> [Task details]:
Gather every line of the entries that includes the word "What".

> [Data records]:
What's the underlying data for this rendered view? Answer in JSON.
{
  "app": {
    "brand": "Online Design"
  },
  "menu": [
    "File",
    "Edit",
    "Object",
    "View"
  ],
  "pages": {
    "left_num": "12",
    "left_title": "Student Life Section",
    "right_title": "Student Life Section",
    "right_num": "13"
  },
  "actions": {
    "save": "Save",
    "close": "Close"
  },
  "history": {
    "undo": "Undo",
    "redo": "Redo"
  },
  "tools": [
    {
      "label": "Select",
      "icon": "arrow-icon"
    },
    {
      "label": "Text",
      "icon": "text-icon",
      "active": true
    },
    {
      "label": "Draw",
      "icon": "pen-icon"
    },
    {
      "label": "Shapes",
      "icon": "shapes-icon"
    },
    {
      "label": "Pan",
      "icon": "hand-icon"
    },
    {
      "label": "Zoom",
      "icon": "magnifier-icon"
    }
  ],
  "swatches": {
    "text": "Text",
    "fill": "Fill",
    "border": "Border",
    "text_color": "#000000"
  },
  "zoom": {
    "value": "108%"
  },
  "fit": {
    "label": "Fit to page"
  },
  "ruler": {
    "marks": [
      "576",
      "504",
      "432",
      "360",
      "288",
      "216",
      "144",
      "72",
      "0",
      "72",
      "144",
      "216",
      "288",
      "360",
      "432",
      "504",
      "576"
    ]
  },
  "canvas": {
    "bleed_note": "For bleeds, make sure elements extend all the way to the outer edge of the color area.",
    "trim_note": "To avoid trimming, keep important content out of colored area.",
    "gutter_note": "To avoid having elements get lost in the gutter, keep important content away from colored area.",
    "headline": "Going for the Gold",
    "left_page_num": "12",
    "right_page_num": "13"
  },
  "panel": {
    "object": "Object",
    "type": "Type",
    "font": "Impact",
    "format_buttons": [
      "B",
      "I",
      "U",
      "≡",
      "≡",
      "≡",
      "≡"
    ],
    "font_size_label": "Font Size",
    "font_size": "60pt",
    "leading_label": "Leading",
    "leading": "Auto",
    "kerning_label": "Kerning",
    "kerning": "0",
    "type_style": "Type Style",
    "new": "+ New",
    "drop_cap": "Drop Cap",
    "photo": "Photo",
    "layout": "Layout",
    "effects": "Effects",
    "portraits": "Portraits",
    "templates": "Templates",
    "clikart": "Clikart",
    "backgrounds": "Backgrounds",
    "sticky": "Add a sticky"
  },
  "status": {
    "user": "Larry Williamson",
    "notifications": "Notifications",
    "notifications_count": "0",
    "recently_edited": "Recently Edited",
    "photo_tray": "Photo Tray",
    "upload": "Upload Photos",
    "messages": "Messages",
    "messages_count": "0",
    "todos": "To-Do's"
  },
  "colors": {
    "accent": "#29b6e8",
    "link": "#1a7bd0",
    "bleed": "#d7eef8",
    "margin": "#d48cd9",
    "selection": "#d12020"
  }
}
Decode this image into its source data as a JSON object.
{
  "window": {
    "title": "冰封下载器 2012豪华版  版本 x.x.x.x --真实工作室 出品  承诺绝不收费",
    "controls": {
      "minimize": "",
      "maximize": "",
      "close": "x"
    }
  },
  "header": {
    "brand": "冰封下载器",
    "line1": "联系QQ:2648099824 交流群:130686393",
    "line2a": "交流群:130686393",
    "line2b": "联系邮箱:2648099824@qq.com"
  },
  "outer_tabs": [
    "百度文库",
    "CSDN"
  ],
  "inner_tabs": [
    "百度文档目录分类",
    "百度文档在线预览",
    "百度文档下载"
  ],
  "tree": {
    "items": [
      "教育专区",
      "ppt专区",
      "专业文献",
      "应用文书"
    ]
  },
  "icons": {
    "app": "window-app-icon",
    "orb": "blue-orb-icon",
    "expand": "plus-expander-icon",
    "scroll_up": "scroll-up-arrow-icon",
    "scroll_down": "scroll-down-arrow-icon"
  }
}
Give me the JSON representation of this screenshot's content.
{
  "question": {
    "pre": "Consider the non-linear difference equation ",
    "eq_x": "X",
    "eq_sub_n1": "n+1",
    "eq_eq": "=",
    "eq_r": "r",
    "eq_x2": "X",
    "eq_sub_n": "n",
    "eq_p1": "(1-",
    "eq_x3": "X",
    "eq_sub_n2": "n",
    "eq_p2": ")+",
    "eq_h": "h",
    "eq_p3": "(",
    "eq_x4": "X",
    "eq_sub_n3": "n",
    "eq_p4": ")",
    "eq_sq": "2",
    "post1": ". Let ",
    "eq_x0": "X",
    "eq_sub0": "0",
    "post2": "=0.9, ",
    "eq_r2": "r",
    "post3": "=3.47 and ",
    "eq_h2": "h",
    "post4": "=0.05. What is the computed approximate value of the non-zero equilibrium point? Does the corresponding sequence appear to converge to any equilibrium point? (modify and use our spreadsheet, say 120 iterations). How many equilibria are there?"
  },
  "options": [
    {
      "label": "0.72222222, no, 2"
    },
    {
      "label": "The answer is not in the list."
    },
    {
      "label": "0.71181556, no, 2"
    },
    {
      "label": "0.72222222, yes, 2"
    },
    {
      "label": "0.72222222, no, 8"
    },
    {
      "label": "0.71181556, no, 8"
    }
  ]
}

> [Right answer]:
What's the underlying data for this rendered view? Answer in JSON.
    "post4": "=0.05. What is the computed approximate value of the non-zero equilibrium point? Does the corresponding sequence appear to converge to any equilibrium point? (modify and use our spreadsheet, say 120 iterations). How many equilibria are there?"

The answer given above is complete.